# PROBLEM STATEMENT
Can you find the lines of the listing that include "ylabel" and copy every one?

# Recorded data
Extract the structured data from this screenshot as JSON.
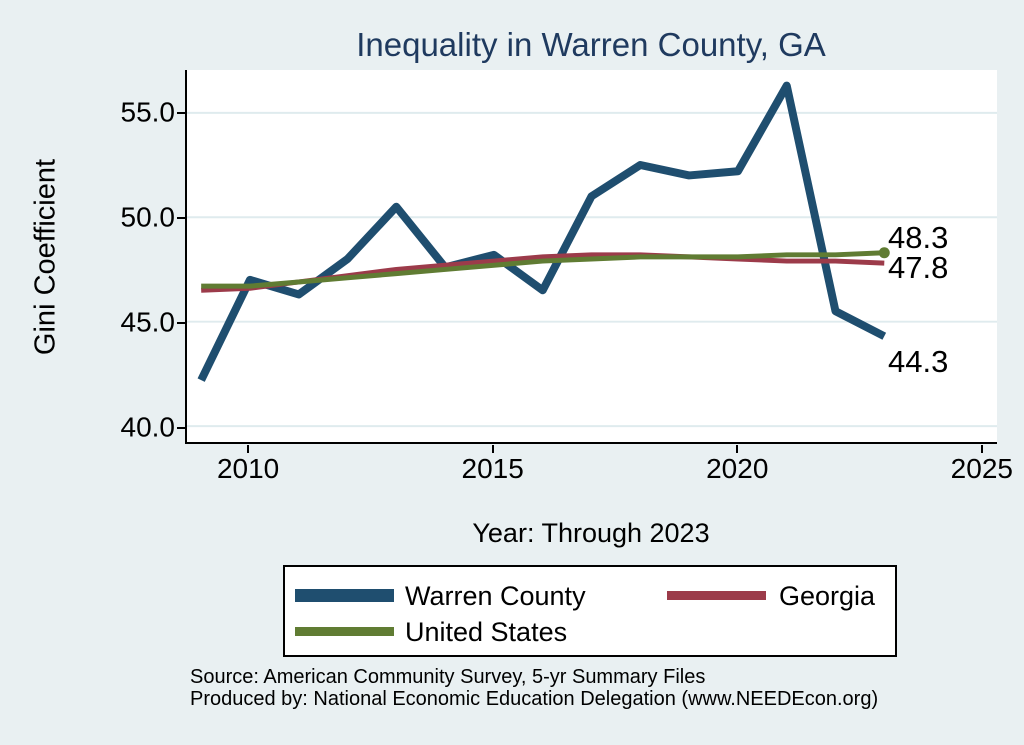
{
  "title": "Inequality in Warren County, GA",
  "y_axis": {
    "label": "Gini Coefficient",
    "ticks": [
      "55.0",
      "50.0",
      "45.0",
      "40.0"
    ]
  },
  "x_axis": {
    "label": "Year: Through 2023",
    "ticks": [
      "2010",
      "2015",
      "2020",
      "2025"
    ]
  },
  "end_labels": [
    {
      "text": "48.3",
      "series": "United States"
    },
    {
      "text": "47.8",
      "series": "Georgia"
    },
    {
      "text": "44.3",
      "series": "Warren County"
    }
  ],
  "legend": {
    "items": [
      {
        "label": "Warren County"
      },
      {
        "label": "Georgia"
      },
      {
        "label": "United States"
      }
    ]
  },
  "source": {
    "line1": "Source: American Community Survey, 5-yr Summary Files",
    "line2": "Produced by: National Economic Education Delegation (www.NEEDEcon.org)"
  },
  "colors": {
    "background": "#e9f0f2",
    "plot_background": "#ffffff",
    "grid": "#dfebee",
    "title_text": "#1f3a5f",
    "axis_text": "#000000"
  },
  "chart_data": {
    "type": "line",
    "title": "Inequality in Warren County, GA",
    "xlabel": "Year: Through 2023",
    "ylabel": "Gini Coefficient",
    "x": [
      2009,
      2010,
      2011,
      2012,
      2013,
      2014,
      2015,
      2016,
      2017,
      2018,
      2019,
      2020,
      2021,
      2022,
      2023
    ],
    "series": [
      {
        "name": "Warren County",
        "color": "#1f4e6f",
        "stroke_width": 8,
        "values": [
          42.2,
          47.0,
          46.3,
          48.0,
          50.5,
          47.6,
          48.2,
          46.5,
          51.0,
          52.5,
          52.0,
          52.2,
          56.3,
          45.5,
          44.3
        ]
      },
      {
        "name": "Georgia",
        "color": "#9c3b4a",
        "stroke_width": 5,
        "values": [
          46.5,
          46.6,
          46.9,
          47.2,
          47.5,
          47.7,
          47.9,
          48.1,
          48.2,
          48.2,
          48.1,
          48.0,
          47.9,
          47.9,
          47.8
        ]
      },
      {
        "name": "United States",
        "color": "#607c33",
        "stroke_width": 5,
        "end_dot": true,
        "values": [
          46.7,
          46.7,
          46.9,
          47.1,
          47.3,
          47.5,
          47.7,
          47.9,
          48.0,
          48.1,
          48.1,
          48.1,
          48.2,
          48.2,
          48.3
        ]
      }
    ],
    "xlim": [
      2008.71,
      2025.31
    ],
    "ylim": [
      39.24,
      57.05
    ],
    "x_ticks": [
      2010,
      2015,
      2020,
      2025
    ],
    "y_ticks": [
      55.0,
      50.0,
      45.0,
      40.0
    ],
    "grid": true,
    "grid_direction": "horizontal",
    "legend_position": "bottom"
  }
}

* * *

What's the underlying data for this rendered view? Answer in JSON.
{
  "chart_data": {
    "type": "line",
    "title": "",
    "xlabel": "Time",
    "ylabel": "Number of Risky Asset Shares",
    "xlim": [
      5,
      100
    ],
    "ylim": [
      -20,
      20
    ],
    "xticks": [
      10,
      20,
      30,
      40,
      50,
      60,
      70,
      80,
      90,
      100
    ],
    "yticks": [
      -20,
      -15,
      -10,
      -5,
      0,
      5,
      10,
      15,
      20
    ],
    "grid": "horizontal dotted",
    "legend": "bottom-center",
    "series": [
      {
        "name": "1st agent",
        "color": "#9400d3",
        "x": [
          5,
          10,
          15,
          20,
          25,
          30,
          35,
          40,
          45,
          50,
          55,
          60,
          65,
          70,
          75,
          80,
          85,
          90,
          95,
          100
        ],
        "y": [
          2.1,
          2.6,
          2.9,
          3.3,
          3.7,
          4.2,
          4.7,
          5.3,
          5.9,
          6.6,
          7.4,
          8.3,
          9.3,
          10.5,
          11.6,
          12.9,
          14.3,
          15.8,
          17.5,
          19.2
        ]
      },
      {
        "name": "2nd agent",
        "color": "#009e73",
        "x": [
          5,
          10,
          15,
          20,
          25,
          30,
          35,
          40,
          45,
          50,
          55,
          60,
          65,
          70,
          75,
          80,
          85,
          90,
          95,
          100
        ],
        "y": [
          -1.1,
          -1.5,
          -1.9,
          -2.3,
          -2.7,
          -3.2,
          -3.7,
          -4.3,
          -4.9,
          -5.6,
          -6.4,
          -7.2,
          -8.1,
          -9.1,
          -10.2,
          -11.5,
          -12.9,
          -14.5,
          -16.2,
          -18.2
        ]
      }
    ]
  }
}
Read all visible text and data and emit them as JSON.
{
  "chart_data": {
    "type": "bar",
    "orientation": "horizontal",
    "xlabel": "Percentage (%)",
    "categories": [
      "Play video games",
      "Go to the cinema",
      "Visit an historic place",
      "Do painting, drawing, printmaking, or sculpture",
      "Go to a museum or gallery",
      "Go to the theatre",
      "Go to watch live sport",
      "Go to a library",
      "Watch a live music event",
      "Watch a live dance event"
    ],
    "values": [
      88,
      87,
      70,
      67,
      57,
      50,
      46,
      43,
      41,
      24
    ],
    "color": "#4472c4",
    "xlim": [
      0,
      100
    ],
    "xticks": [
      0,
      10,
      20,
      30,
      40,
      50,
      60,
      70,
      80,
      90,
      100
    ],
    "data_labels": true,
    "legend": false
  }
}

# THE SOLUTION
    "ylabel": "Gini Coefficient",
    "ylabel": "Number of Risky Asset Shares",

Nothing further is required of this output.